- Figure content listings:

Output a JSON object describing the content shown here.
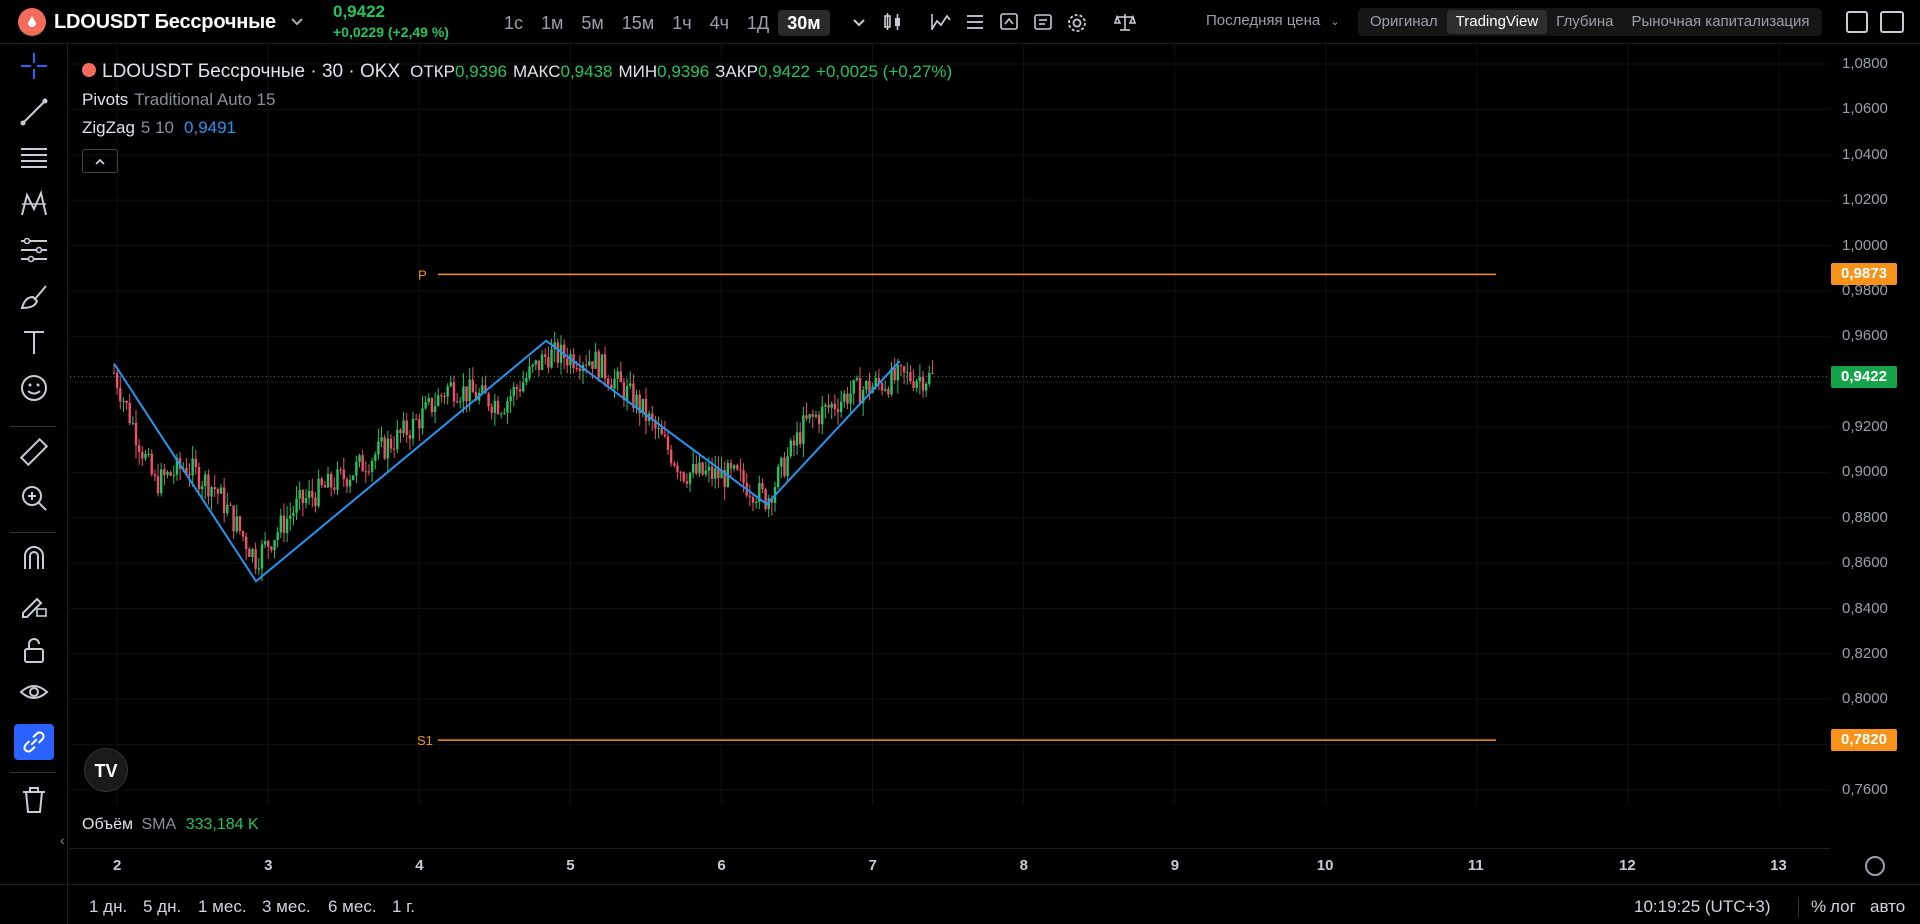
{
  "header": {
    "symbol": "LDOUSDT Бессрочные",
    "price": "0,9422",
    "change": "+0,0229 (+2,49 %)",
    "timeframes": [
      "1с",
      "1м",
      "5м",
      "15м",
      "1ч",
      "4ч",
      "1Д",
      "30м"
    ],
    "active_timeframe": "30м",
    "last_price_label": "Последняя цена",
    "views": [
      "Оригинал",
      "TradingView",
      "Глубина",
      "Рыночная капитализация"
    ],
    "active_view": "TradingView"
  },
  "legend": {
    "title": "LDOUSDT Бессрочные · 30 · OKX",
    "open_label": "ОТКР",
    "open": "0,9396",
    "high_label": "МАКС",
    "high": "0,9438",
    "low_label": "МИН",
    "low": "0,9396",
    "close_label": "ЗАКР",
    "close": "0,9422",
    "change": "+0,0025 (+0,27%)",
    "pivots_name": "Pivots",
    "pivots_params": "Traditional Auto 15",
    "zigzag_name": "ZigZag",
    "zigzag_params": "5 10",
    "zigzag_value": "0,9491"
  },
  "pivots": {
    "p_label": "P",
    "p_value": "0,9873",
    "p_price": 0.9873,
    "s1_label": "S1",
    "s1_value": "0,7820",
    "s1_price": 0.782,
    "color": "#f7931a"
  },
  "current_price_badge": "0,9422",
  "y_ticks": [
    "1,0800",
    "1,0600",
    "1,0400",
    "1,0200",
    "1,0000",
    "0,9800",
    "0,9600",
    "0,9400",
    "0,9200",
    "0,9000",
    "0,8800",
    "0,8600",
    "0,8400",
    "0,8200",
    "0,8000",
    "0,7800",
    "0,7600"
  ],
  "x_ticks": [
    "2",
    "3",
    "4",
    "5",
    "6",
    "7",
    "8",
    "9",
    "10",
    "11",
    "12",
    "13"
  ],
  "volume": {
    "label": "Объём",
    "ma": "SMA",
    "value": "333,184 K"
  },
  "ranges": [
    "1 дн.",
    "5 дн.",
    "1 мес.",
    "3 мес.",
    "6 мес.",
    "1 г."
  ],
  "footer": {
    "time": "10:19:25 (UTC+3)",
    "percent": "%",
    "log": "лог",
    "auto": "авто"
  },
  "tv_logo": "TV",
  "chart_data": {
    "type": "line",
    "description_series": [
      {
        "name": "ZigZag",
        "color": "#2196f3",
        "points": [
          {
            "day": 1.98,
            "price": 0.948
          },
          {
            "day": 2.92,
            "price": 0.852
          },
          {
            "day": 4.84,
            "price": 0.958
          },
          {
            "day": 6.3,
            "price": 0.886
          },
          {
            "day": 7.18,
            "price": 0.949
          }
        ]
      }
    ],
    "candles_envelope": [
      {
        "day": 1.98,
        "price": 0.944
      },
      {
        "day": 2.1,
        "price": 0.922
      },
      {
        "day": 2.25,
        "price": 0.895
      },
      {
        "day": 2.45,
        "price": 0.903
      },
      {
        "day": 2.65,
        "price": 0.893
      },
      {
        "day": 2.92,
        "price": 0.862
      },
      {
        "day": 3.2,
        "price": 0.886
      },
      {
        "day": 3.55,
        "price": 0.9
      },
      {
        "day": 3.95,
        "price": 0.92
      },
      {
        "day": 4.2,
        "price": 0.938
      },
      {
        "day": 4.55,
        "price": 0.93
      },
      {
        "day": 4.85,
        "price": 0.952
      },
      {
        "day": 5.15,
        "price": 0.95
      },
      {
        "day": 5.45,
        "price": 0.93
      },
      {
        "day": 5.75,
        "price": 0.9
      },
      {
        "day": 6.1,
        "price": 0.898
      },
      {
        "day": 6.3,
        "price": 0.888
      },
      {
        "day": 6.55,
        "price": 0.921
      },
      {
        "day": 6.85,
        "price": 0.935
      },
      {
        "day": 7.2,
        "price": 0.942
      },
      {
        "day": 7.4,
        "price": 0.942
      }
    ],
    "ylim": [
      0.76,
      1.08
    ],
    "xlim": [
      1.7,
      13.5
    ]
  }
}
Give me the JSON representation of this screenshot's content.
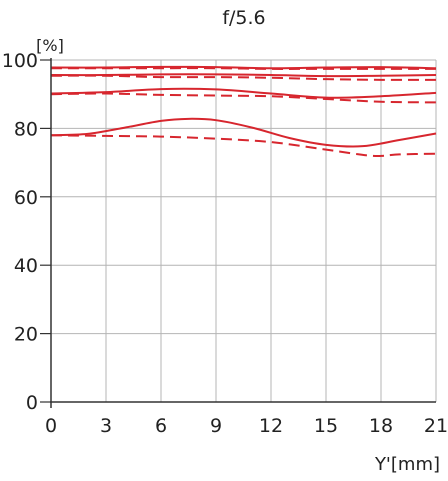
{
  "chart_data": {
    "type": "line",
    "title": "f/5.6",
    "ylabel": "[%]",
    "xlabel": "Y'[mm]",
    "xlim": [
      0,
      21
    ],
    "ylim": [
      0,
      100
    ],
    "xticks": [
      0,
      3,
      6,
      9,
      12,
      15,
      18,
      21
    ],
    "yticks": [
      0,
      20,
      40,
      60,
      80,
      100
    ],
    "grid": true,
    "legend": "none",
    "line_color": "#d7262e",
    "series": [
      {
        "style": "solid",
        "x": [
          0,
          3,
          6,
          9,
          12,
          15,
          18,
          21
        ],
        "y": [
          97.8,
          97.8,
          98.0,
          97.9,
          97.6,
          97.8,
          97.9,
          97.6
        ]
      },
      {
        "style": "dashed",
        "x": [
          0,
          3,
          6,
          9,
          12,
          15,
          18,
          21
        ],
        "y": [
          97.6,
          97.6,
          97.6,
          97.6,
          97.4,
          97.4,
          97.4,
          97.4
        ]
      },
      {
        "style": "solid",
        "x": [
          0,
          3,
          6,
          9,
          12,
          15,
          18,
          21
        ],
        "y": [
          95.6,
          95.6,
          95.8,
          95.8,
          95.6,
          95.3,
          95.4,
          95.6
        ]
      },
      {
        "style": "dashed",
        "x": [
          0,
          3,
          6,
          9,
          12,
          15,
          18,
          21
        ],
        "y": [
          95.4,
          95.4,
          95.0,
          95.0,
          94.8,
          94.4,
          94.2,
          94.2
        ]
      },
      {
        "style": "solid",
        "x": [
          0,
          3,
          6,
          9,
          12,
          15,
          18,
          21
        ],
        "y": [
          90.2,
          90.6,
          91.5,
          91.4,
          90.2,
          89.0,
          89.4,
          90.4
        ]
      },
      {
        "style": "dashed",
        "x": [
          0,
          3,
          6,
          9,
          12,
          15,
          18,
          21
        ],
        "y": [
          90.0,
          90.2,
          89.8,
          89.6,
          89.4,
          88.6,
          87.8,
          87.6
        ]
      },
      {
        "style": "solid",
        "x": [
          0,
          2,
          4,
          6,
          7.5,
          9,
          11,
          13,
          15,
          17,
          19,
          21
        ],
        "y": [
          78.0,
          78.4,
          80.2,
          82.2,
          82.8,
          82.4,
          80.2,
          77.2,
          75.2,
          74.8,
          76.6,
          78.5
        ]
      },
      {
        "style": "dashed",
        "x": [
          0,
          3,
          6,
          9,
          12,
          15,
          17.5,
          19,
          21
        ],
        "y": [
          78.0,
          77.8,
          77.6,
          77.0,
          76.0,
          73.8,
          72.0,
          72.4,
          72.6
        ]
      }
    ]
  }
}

- Exercise description: Give every line above again exactly, with no pictures.

- Worked solution:
Output a JSON object describing the content shown here.
{
  "header": {
    "symbol": "LDOUSDT Бессрочные",
    "price": "0,9422",
    "change": "+0,0229 (+2,49 %)",
    "timeframes": [
      "1с",
      "1м",
      "5м",
      "15м",
      "1ч",
      "4ч",
      "1Д",
      "30м"
    ],
    "active_timeframe": "30м",
    "last_price_label": "Последняя цена",
    "views": [
      "Оригинал",
      "TradingView",
      "Глубина",
      "Рыночная капитализация"
    ],
    "active_view": "TradingView"
  },
  "legend": {
    "title": "LDOUSDT Бессрочные · 30 · OKX",
    "open_label": "ОТКР",
    "open": "0,9396",
    "high_label": "МАКС",
    "high": "0,9438",
    "low_label": "МИН",
    "low": "0,9396",
    "close_label": "ЗАКР",
    "close": "0,9422",
    "change": "+0,0025 (+0,27%)",
    "pivots_name": "Pivots",
    "pivots_params": "Traditional Auto 15",
    "zigzag_name": "ZigZag",
    "zigzag_params": "5 10",
    "zigzag_value": "0,9491"
  },
  "pivots": {
    "p_label": "P",
    "p_value": "0,9873",
    "p_price": 0.9873,
    "s1_label": "S1",
    "s1_value": "0,7820",
    "s1_price": 0.782,
    "color": "#f7931a"
  },
  "current_price_badge": "0,9422",
  "y_ticks": [
    "1,0800",
    "1,0600",
    "1,0400",
    "1,0200",
    "1,0000",
    "0,9800",
    "0,9600",
    "0,9400",
    "0,9200",
    "0,9000",
    "0,8800",
    "0,8600",
    "0,8400",
    "0,8200",
    "0,8000",
    "0,7800",
    "0,7600"
  ],
  "x_ticks": [
    "2",
    "3",
    "4",
    "5",
    "6",
    "7",
    "8",
    "9",
    "10",
    "11",
    "12",
    "13"
  ],
  "volume": {
    "label": "Объём",
    "ma": "SMA",
    "value": "333,184 K"
  },
  "ranges": [
    "1 дн.",
    "5 дн.",
    "1 мес.",
    "3 мес.",
    "6 мес.",
    "1 г."
  ],
  "footer": {
    "time": "10:19:25 (UTC+3)",
    "percent": "%",
    "log": "лог",
    "auto": "авто"
  },
  "tv_logo": "TV",
  "chart_data": {
    "type": "line",
    "description_series": [
      {
        "name": "ZigZag",
        "color": "#2196f3",
        "points": [
          {
            "day": 1.98,
            "price": 0.948
          },
          {
            "day": 2.92,
            "price": 0.852
          },
          {
            "day": 4.84,
            "price": 0.958
          },
          {
            "day": 6.3,
            "price": 0.886
          },
          {
            "day": 7.18,
            "price": 0.949
          }
        ]
      }
    ],
    "candles_envelope": [
      {
        "day": 1.98,
        "price": 0.944
      },
      {
        "day": 2.1,
        "price": 0.922
      },
      {
        "day": 2.25,
        "price": 0.895
      },
      {
        "day": 2.45,
        "price": 0.903
      },
      {
        "day": 2.65,
        "price": 0.893
      },
      {
        "day": 2.92,
        "price": 0.862
      },
      {
        "day": 3.2,
        "price": 0.886
      },
      {
        "day": 3.55,
        "price": 0.9
      },
      {
        "day": 3.95,
        "price": 0.92
      },
      {
        "day": 4.2,
        "price": 0.938
      },
      {
        "day": 4.55,
        "price": 0.93
      },
      {
        "day": 4.85,
        "price": 0.952
      },
      {
        "day": 5.15,
        "price": 0.95
      },
      {
        "day": 5.45,
        "price": 0.93
      },
      {
        "day": 5.75,
        "price": 0.9
      },
      {
        "day": 6.1,
        "price": 0.898
      },
      {
        "day": 6.3,
        "price": 0.888
      },
      {
        "day": 6.55,
        "price": 0.921
      },
      {
        "day": 6.85,
        "price": 0.935
      },
      {
        "day": 7.2,
        "price": 0.942
      },
      {
        "day": 7.4,
        "price": 0.942
      }
    ],
    "ylim": [
      0.76,
      1.08
    ],
    "xlim": [
      1.7,
      13.5
    ]
  }
}
Give me the JSON representation of this screenshot's content.
{
  "chart_data": {
    "type": "line",
    "title": "f/5.6",
    "ylabel": "[%]",
    "xlabel": "Y'[mm]",
    "xlim": [
      0,
      21
    ],
    "ylim": [
      0,
      100
    ],
    "xticks": [
      0,
      3,
      6,
      9,
      12,
      15,
      18,
      21
    ],
    "yticks": [
      0,
      20,
      40,
      60,
      80,
      100
    ],
    "grid": true,
    "legend": "none",
    "line_color": "#d7262e",
    "series": [
      {
        "style": "solid",
        "x": [
          0,
          3,
          6,
          9,
          12,
          15,
          18,
          21
        ],
        "y": [
          97.8,
          97.8,
          98.0,
          97.9,
          97.6,
          97.8,
          97.9,
          97.6
        ]
      },
      {
        "style": "dashed",
        "x": [
          0,
          3,
          6,
          9,
          12,
          15,
          18,
          21
        ],
        "y": [
          97.6,
          97.6,
          97.6,
          97.6,
          97.4,
          97.4,
          97.4,
          97.4
        ]
      },
      {
        "style": "solid",
        "x": [
          0,
          3,
          6,
          9,
          12,
          15,
          18,
          21
        ],
        "y": [
          95.6,
          95.6,
          95.8,
          95.8,
          95.6,
          95.3,
          95.4,
          95.6
        ]
      },
      {
        "style": "dashed",
        "x": [
          0,
          3,
          6,
          9,
          12,
          15,
          18,
          21
        ],
        "y": [
          95.4,
          95.4,
          95.0,
          95.0,
          94.8,
          94.4,
          94.2,
          94.2
        ]
      },
      {
        "style": "solid",
        "x": [
          0,
          3,
          6,
          9,
          12,
          15,
          18,
          21
        ],
        "y": [
          90.2,
          90.6,
          91.5,
          91.4,
          90.2,
          89.0,
          89.4,
          90.4
        ]
      },
      {
        "style": "dashed",
        "x": [
          0,
          3,
          6,
          9,
          12,
          15,
          18,
          21
        ],
        "y": [
          90.0,
          90.2,
          89.8,
          89.6,
          89.4,
          88.6,
          87.8,
          87.6
        ]
      },
      {
        "style": "solid",
        "x": [
          0,
          2,
          4,
          6,
          7.5,
          9,
          11,
          13,
          15,
          17,
          19,
          21
        ],
        "y": [
          78.0,
          78.4,
          80.2,
          82.2,
          82.8,
          82.4,
          80.2,
          77.2,
          75.2,
          74.8,
          76.6,
          78.5
        ]
      },
      {
        "style": "dashed",
        "x": [
          0,
          3,
          6,
          9,
          12,
          15,
          17.5,
          19,
          21
        ],
        "y": [
          78.0,
          77.8,
          77.6,
          77.0,
          76.0,
          73.8,
          72.0,
          72.4,
          72.6
        ]
      }
    ]
  }
}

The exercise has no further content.